** Start of Record list **

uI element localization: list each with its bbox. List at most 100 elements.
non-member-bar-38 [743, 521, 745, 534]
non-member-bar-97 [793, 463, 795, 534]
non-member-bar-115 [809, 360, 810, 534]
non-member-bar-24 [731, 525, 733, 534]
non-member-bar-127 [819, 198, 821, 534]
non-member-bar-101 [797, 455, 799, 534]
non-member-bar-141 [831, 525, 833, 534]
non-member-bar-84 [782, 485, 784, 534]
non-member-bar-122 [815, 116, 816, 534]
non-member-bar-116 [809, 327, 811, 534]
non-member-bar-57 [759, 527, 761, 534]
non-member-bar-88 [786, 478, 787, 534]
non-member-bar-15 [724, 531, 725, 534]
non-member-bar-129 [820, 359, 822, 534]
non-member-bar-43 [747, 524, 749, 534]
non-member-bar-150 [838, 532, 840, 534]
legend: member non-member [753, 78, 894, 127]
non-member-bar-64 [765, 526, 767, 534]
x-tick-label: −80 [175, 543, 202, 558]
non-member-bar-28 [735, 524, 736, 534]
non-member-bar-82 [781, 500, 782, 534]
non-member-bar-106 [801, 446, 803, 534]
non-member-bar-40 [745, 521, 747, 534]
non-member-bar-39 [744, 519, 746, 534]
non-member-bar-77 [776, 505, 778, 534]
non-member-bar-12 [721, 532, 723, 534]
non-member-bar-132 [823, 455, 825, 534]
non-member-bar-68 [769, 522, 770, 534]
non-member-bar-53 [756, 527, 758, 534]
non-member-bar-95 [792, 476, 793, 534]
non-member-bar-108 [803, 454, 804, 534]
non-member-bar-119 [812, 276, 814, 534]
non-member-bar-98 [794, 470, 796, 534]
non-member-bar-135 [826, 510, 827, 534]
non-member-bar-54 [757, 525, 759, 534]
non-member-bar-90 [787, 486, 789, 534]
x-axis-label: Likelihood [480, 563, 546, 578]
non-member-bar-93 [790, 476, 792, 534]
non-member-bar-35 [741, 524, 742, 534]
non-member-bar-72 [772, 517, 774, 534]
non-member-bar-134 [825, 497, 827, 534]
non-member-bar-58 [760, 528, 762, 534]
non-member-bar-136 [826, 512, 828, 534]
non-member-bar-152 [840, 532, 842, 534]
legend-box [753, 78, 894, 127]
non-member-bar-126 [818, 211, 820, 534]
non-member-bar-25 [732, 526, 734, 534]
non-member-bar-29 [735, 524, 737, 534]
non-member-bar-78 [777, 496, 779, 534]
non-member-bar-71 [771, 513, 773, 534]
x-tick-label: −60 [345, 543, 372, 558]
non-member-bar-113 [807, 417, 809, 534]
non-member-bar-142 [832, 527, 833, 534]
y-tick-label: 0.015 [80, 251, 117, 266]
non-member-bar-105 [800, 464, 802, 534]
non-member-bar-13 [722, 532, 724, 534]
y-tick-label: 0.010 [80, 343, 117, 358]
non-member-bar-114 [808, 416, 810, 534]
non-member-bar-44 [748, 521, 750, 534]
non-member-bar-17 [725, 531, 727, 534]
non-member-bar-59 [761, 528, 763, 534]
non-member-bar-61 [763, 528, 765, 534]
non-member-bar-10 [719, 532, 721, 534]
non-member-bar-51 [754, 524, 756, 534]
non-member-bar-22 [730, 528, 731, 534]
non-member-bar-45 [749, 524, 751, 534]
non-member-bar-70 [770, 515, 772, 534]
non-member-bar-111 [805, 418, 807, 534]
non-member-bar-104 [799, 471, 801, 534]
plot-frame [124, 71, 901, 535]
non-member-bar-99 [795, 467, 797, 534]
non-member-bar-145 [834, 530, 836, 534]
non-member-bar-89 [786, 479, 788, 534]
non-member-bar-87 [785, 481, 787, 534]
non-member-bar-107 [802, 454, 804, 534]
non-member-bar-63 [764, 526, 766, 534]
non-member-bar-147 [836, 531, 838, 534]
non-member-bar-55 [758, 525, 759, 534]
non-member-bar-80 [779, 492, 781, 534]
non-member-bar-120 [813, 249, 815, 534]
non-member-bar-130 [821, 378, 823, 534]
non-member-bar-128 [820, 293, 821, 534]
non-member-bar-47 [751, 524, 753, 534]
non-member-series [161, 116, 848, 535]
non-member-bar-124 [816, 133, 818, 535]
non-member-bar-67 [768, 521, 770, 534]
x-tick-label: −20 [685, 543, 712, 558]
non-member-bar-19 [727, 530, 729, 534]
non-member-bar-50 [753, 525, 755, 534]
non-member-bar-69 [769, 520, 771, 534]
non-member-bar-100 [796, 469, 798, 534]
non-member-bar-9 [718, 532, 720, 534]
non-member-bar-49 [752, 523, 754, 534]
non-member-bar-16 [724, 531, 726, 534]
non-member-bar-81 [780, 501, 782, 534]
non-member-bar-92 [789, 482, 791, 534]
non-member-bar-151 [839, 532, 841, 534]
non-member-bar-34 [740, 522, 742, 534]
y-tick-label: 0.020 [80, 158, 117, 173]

** End of Record list **

Reproduce every line of the records above verbatim, without changing anything.

uI element localization: list each with its bbox. List at most 100 elements.
non-member-bar-38 [743, 521, 745, 534]
non-member-bar-97 [793, 463, 795, 534]
non-member-bar-115 [809, 360, 810, 534]
non-member-bar-24 [731, 525, 733, 534]
non-member-bar-127 [819, 198, 821, 534]
non-member-bar-101 [797, 455, 799, 534]
non-member-bar-141 [831, 525, 833, 534]
non-member-bar-84 [782, 485, 784, 534]
non-member-bar-122 [815, 116, 816, 534]
non-member-bar-116 [809, 327, 811, 534]
non-member-bar-57 [759, 527, 761, 534]
non-member-bar-88 [786, 478, 787, 534]
non-member-bar-15 [724, 531, 725, 534]
non-member-bar-129 [820, 359, 822, 534]
non-member-bar-43 [747, 524, 749, 534]
non-member-bar-150 [838, 532, 840, 534]
legend: member non-member [753, 78, 894, 127]
non-member-bar-64 [765, 526, 767, 534]
x-tick-label: −80 [175, 543, 202, 558]
non-member-bar-28 [735, 524, 736, 534]
non-member-bar-82 [781, 500, 782, 534]
non-member-bar-106 [801, 446, 803, 534]
non-member-bar-40 [745, 521, 747, 534]
non-member-bar-39 [744, 519, 746, 534]
non-member-bar-77 [776, 505, 778, 534]
non-member-bar-12 [721, 532, 723, 534]
non-member-bar-132 [823, 455, 825, 534]
non-member-bar-68 [769, 522, 770, 534]
non-member-bar-53 [756, 527, 758, 534]
non-member-bar-95 [792, 476, 793, 534]
non-member-bar-108 [803, 454, 804, 534]
non-member-bar-119 [812, 276, 814, 534]
non-member-bar-98 [794, 470, 796, 534]
non-member-bar-135 [826, 510, 827, 534]
non-member-bar-54 [757, 525, 759, 534]
non-member-bar-90 [787, 486, 789, 534]
x-axis-label: Likelihood [480, 563, 546, 578]
non-member-bar-93 [790, 476, 792, 534]
non-member-bar-35 [741, 524, 742, 534]
non-member-bar-72 [772, 517, 774, 534]
non-member-bar-134 [825, 497, 827, 534]
non-member-bar-58 [760, 528, 762, 534]
non-member-bar-136 [826, 512, 828, 534]
non-member-bar-152 [840, 532, 842, 534]
legend-box [753, 78, 894, 127]
non-member-bar-126 [818, 211, 820, 534]
non-member-bar-25 [732, 526, 734, 534]
non-member-bar-29 [735, 524, 737, 534]
non-member-bar-78 [777, 496, 779, 534]
non-member-bar-71 [771, 513, 773, 534]
x-tick-label: −60 [345, 543, 372, 558]
non-member-bar-113 [807, 417, 809, 534]
non-member-bar-142 [832, 527, 833, 534]
y-tick-label: 0.015 [80, 251, 117, 266]
non-member-bar-105 [800, 464, 802, 534]
non-member-bar-13 [722, 532, 724, 534]
y-tick-label: 0.010 [80, 343, 117, 358]
non-member-bar-114 [808, 416, 810, 534]
non-member-bar-44 [748, 521, 750, 534]
non-member-bar-17 [725, 531, 727, 534]
non-member-bar-59 [761, 528, 763, 534]
non-member-bar-61 [763, 528, 765, 534]
non-member-bar-10 [719, 532, 721, 534]
non-member-bar-51 [754, 524, 756, 534]
non-member-bar-22 [730, 528, 731, 534]
non-member-bar-45 [749, 524, 751, 534]
non-member-bar-70 [770, 515, 772, 534]
non-member-bar-111 [805, 418, 807, 534]
non-member-bar-104 [799, 471, 801, 534]
plot-frame [124, 71, 901, 535]
non-member-bar-99 [795, 467, 797, 534]
non-member-bar-145 [834, 530, 836, 534]
non-member-bar-89 [786, 479, 788, 534]
non-member-bar-87 [785, 481, 787, 534]
non-member-bar-107 [802, 454, 804, 534]
non-member-bar-63 [764, 526, 766, 534]
non-member-bar-147 [836, 531, 838, 534]
non-member-bar-55 [758, 525, 759, 534]
non-member-bar-80 [779, 492, 781, 534]
non-member-bar-120 [813, 249, 815, 534]
non-member-bar-130 [821, 378, 823, 534]
non-member-bar-128 [820, 293, 821, 534]
non-member-bar-47 [751, 524, 753, 534]
non-member-series [161, 116, 848, 535]
non-member-bar-124 [816, 133, 818, 535]
non-member-bar-67 [768, 521, 770, 534]
x-tick-label: −20 [685, 543, 712, 558]
non-member-bar-19 [727, 530, 729, 534]
non-member-bar-50 [753, 525, 755, 534]
non-member-bar-69 [769, 520, 771, 534]
non-member-bar-100 [796, 469, 798, 534]
non-member-bar-9 [718, 532, 720, 534]
non-member-bar-49 [752, 523, 754, 534]
non-member-bar-16 [724, 531, 726, 534]
non-member-bar-81 [780, 501, 782, 534]
non-member-bar-92 [789, 482, 791, 534]
non-member-bar-151 [839, 532, 841, 534]
non-member-bar-34 [740, 522, 742, 534]
y-tick-label: 0.020 [80, 158, 117, 173]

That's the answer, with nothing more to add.